**Given instruction**
List all the lines in these records that hold "thick".

:: Raw data ::

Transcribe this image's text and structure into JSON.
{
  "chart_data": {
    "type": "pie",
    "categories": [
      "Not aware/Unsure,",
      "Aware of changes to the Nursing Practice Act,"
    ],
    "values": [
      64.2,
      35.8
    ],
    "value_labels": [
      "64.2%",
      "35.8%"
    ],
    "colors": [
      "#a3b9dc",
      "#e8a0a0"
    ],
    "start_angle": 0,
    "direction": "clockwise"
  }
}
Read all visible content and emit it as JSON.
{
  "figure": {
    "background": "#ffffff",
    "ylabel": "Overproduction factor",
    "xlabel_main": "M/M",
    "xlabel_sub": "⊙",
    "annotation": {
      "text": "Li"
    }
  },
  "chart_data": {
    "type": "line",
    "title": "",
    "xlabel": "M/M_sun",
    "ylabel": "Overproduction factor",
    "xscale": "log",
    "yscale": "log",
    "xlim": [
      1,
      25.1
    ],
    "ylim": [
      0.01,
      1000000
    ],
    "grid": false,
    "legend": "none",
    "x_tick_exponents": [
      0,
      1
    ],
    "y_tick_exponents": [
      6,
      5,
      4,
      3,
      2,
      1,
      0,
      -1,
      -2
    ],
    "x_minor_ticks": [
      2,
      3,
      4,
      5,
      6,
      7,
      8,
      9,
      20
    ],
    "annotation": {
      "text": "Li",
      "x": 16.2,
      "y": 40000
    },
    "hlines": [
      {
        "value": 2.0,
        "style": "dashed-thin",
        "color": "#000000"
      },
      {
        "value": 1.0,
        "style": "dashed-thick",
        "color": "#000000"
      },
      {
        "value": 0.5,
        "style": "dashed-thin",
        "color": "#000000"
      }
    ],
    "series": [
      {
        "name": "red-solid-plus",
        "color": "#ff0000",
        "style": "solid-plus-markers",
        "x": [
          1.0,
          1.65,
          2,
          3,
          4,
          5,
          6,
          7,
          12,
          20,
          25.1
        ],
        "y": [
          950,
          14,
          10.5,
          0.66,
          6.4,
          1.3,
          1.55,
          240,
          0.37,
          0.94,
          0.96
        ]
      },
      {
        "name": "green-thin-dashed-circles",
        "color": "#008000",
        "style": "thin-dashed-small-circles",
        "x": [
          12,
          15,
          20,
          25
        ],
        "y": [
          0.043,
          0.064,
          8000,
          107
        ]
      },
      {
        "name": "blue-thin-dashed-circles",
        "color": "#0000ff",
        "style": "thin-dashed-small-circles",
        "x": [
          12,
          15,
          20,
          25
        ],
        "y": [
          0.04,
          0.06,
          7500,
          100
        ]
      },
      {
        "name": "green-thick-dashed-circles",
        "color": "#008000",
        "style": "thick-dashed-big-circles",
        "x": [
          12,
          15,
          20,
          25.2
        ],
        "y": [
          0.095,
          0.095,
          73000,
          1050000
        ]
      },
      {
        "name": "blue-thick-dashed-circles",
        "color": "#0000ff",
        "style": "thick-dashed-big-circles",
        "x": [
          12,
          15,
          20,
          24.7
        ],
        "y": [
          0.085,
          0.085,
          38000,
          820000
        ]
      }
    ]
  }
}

:::

**Output**
        "style": "dashed-thick",
        "name": "green-thick-dashed-circles",
        "style": "thick-dashed-big-circles",
        "name": "blue-thick-dashed-circles",
        "style": "thick-dashed-big-circles",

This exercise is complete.